• **Records drawn from a dataset**:
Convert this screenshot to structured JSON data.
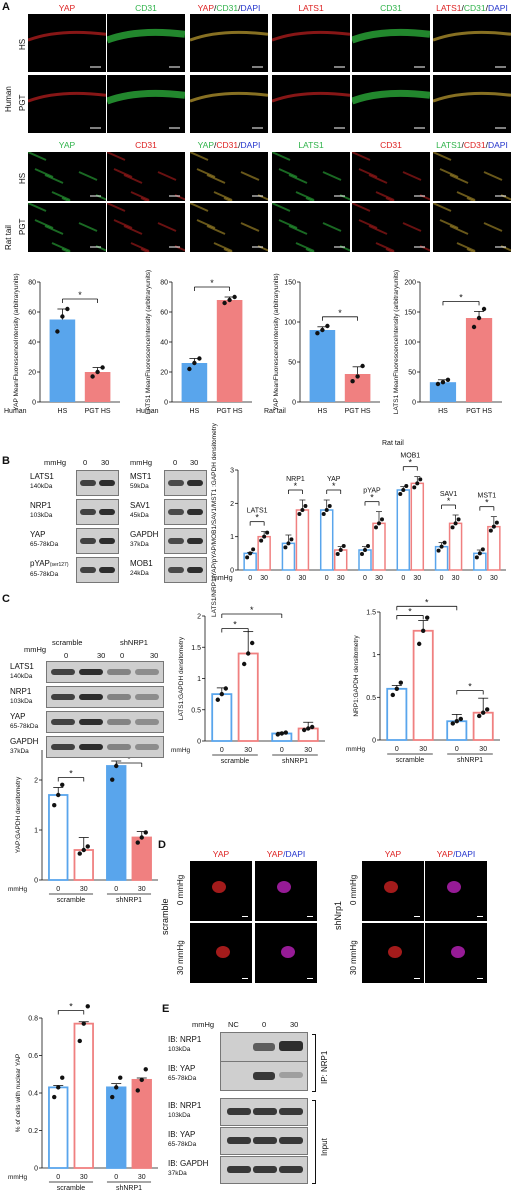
{
  "panels": {
    "A": "A",
    "B": "B",
    "C": "C",
    "D": "D",
    "E": "E"
  },
  "colors": {
    "blue": "#59a5ec",
    "red": "#f08080",
    "green": "#2fb34a",
    "redtext": "#d22",
    "dapi": "#2233cc"
  },
  "A": {
    "human_cols": [
      {
        "text": "YAP",
        "color": "red"
      },
      {
        "text": "CD31",
        "color": "green"
      },
      {
        "parts": [
          {
            "t": "YAP",
            "c": "red"
          },
          {
            "t": "/",
            "c": "black"
          },
          {
            "t": "CD31",
            "c": "green"
          },
          {
            "t": "/",
            "c": "black"
          },
          {
            "t": "DAPI",
            "c": "blue"
          }
        ]
      },
      {
        "text": "LATS1",
        "color": "red"
      },
      {
        "text": "CD31",
        "color": "green"
      },
      {
        "parts": [
          {
            "t": "LATS1",
            "c": "red"
          },
          {
            "t": "/",
            "c": "black"
          },
          {
            "t": "CD31",
            "c": "green"
          },
          {
            "t": "/",
            "c": "black"
          },
          {
            "t": "DAPI",
            "c": "blue"
          }
        ]
      }
    ],
    "rat_cols": [
      {
        "text": "YAP",
        "color": "green"
      },
      {
        "text": "CD31",
        "color": "red"
      },
      {
        "parts": [
          {
            "t": "YAP",
            "c": "green"
          },
          {
            "t": "/",
            "c": "black"
          },
          {
            "t": "CD31",
            "c": "red"
          },
          {
            "t": "/",
            "c": "black"
          },
          {
            "t": "DAPI",
            "c": "blue"
          }
        ]
      },
      {
        "text": "LATS1",
        "color": "green"
      },
      {
        "text": "CD31",
        "color": "red"
      },
      {
        "parts": [
          {
            "t": "LATS1",
            "c": "green"
          },
          {
            "t": "/",
            "c": "black"
          },
          {
            "t": "CD31",
            "c": "red"
          },
          {
            "t": "/",
            "c": "black"
          },
          {
            "t": "DAPI",
            "c": "blue"
          }
        ]
      }
    ],
    "human_label": "Human",
    "rat_label": "Rat tail",
    "row_hs": "HS",
    "row_pgt": "PGT"
  },
  "chart_data": [
    {
      "type": "bar",
      "id": "A1",
      "ylabel": "YAP MeanFluorescenceIntensity (arbitraryunits)",
      "categories": [
        "HS",
        "PGT HS"
      ],
      "values": [
        55,
        20
      ],
      "errors": [
        7,
        3
      ],
      "ylim": [
        0,
        80
      ],
      "yticks": [
        0,
        20,
        40,
        60,
        80
      ],
      "colors": [
        "#59a5ec",
        "#f08080"
      ],
      "filled": true,
      "points": [
        [
          47,
          57,
          62
        ],
        [
          17,
          20,
          23
        ]
      ],
      "group_label": "Human",
      "sig": "*"
    },
    {
      "type": "bar",
      "id": "A2",
      "ylabel": "LATS1 MeanFluorescenceIntensity (arbitraryunits)",
      "categories": [
        "HS",
        "PGT HS"
      ],
      "values": [
        26,
        68
      ],
      "errors": [
        3,
        2
      ],
      "ylim": [
        0,
        80
      ],
      "yticks": [
        0,
        20,
        40,
        60,
        80
      ],
      "colors": [
        "#59a5ec",
        "#f08080"
      ],
      "filled": true,
      "points": [
        [
          22,
          26,
          29
        ],
        [
          66,
          68,
          70
        ]
      ],
      "group_label": "Human",
      "sig": "*"
    },
    {
      "type": "bar",
      "id": "A3",
      "ylabel": "YAP MeanFluorescenceIntensity (arbitraryunits)",
      "categories": [
        "HS",
        "PGT HS"
      ],
      "values": [
        90,
        35
      ],
      "errors": [
        4,
        9
      ],
      "ylim": [
        0,
        150
      ],
      "yticks": [
        0,
        50,
        100,
        150
      ],
      "colors": [
        "#59a5ec",
        "#f08080"
      ],
      "filled": true,
      "points": [
        [
          86,
          90,
          95
        ],
        [
          26,
          32,
          45
        ]
      ],
      "group_label": "Rat tail",
      "sig": "*"
    },
    {
      "type": "bar",
      "id": "A4",
      "ylabel": "LATS1 MeanFluorescenceIntensity (arbitraryunits)",
      "categories": [
        "HS",
        "PGT HS"
      ],
      "values": [
        33,
        140
      ],
      "errors": [
        4,
        11
      ],
      "ylim": [
        0,
        200
      ],
      "yticks": [
        0,
        50,
        100,
        150,
        200
      ],
      "colors": [
        "#59a5ec",
        "#f08080"
      ],
      "filled": true,
      "points": [
        [
          30,
          33,
          37
        ],
        [
          125,
          140,
          155
        ]
      ],
      "group_label": "",
      "sig": "*"
    },
    {
      "type": "bar",
      "id": "B",
      "ylabel": "LATS1/NRP1/YAP/pYAP/MOB1/SAV1/MST1 :GAPDH densitometry",
      "groups": [
        "LATS1",
        "NRP1",
        "YAP",
        "pYAP",
        "MOB1",
        "SAV1",
        "MST1"
      ],
      "categories": [
        "0",
        "30"
      ],
      "xlabel": "mmHg",
      "values": [
        [
          0.5,
          1.0
        ],
        [
          0.8,
          1.8
        ],
        [
          1.8,
          0.6
        ],
        [
          0.6,
          1.4
        ],
        [
          2.4,
          2.6
        ],
        [
          0.7,
          1.4
        ],
        [
          0.5,
          1.3
        ]
      ],
      "errors": [
        [
          0.03,
          0.15
        ],
        [
          0.25,
          0.3
        ],
        [
          0.3,
          0.1
        ],
        [
          0.1,
          0.35
        ],
        [
          0.1,
          0.2
        ],
        [
          0.12,
          0.25
        ],
        [
          0.1,
          0.3
        ]
      ],
      "ylim": [
        0,
        3
      ],
      "yticks": [
        0,
        1,
        2,
        3
      ],
      "colors": [
        "#59a5ec",
        "#f08080"
      ],
      "filled": false,
      "sig": "*"
    },
    {
      "type": "bar",
      "id": "C1",
      "ylabel": "LATS1:GAPDH densitometry",
      "categories": [
        "0",
        "30",
        "0",
        "30"
      ],
      "groups": [
        "scramble",
        "shNRP1"
      ],
      "xlabel": "mmHg",
      "values": [
        0.75,
        1.4,
        0.12,
        0.2
      ],
      "errors": [
        0.1,
        0.35,
        0.02,
        0.1
      ],
      "ylim": [
        0,
        2.0
      ],
      "yticks": [
        0,
        0.5,
        1.0,
        1.5,
        2.0
      ],
      "colors": [
        "#59a5ec",
        "#f08080",
        "#59a5ec",
        "#f08080"
      ],
      "filled": false,
      "sig": "*"
    },
    {
      "type": "bar",
      "id": "C2",
      "ylabel": "NRP1:GAPDH densitometry",
      "categories": [
        "0",
        "30",
        "0",
        "30"
      ],
      "groups": [
        "scramble",
        "shNRP1"
      ],
      "xlabel": "mmHg",
      "values": [
        0.6,
        1.28,
        0.22,
        0.32
      ],
      "errors": [
        0.04,
        0.12,
        0.08,
        0.17
      ],
      "ylim": [
        0,
        1.5
      ],
      "yticks": [
        0,
        0.5,
        1.0,
        1.5
      ],
      "colors": [
        "#59a5ec",
        "#f08080",
        "#59a5ec",
        "#f08080"
      ],
      "filled": false,
      "sig": "*"
    },
    {
      "type": "bar",
      "id": "C3",
      "ylabel": "YAP:GAPDH densitometry",
      "categories": [
        "0",
        "30",
        "0",
        "30"
      ],
      "groups": [
        "scramble",
        "shNRP1"
      ],
      "xlabel": "mmHg",
      "values": [
        1.7,
        0.6,
        2.28,
        0.85
      ],
      "errors": [
        0.15,
        0.25,
        0.1,
        0.12
      ],
      "ylim": [
        0,
        2.6
      ],
      "yticks": [
        0,
        1,
        2
      ],
      "colors": [
        "#59a5ec",
        "#f08080",
        "#59a5ec",
        "#f08080"
      ],
      "filled": [
        false,
        false,
        true,
        true
      ],
      "sig": "*"
    },
    {
      "type": "bar",
      "id": "D2",
      "ylabel": "% of cells with nuclear YAP",
      "categories": [
        "0",
        "30",
        "0",
        "30"
      ],
      "groups": [
        "scramble",
        "shNRP1"
      ],
      "xlabel": "mmHg",
      "values": [
        0.43,
        0.77,
        0.43,
        0.47
      ],
      "errors": [
        0.01,
        0.01,
        0.02,
        0.01
      ],
      "ylim": [
        0,
        0.8
      ],
      "yticks": [
        0,
        0.2,
        0.4,
        0.6,
        0.8
      ],
      "colors": [
        "#59a5ec",
        "#f08080",
        "#59a5ec",
        "#f08080"
      ],
      "filled": [
        false,
        false,
        true,
        true
      ],
      "sig": "*"
    }
  ],
  "B": {
    "mmhg": "mmHg",
    "c0": "0",
    "c30": "30",
    "left_blots": [
      {
        "name": "LATS1",
        "kda": "140kDa"
      },
      {
        "name": "NRP1",
        "kda": "103kDa"
      },
      {
        "name": "YAP",
        "kda": "65-78kDa"
      },
      {
        "name": "pYAP",
        "sub": "(ser127)",
        "kda": "65-78kDa"
      }
    ],
    "right_blots": [
      {
        "name": "MST1",
        "kda": "59kDa"
      },
      {
        "name": "SAV1",
        "kda": "45kDa"
      },
      {
        "name": "GAPDH",
        "kda": "37kDa"
      },
      {
        "name": "MOB1",
        "kda": "24kDa"
      }
    ]
  },
  "C": {
    "mmhg": "mmHg",
    "scramble": "scramble",
    "shnrp1": "shNRP1",
    "c0": "0",
    "c30": "30",
    "blots": [
      {
        "name": "LATS1",
        "kda": "140kDa"
      },
      {
        "name": "NRP1",
        "kda": "103kDa"
      },
      {
        "name": "YAP",
        "kda": "65-78kDa"
      },
      {
        "name": "GAPDH",
        "kda": "37kDa"
      }
    ]
  },
  "D": {
    "yap": "YAP",
    "yapdapi_a": "YAP",
    "yapdapi_b": "/DAPI",
    "scramble": "scramble",
    "shnrp1": "shNrp1",
    "r0": "0 mmHg",
    "r30": "30 mmHg"
  },
  "E": {
    "mmhg": "mmHg",
    "nc": "NC",
    "c0": "0",
    "c30": "30",
    "rows": [
      {
        "name": "IB: NRP1",
        "kda": "103kDa"
      },
      {
        "name": "IB: YAP",
        "kda": "65-78kDa"
      },
      {
        "name": "IB: NRP1",
        "kda": "103kDa"
      },
      {
        "name": "IB: YAP",
        "kda": "65-78kDa"
      },
      {
        "name": "IB: GAPDH",
        "kda": "37kDa"
      }
    ],
    "ip": "IP: NRP1",
    "input": "Input"
  }
}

• **Task statement**: Filter the entries down to the lines that hold "GAPDH". Copy those lines.

• **Reply to the task**:
      "ylabel": "LATS1/NRP1/YAP/pYAP/MOB1/SAV1/MST1 :GAPDH densitometry",
      "ylabel": "LATS1:GAPDH densitometry",
      "ylabel": "NRP1:GAPDH densitometry",
      "ylabel": "YAP:GAPDH densitometry",
        "name": "GAPDH",
        "name": "GAPDH",
        "name": "IB: GAPDH",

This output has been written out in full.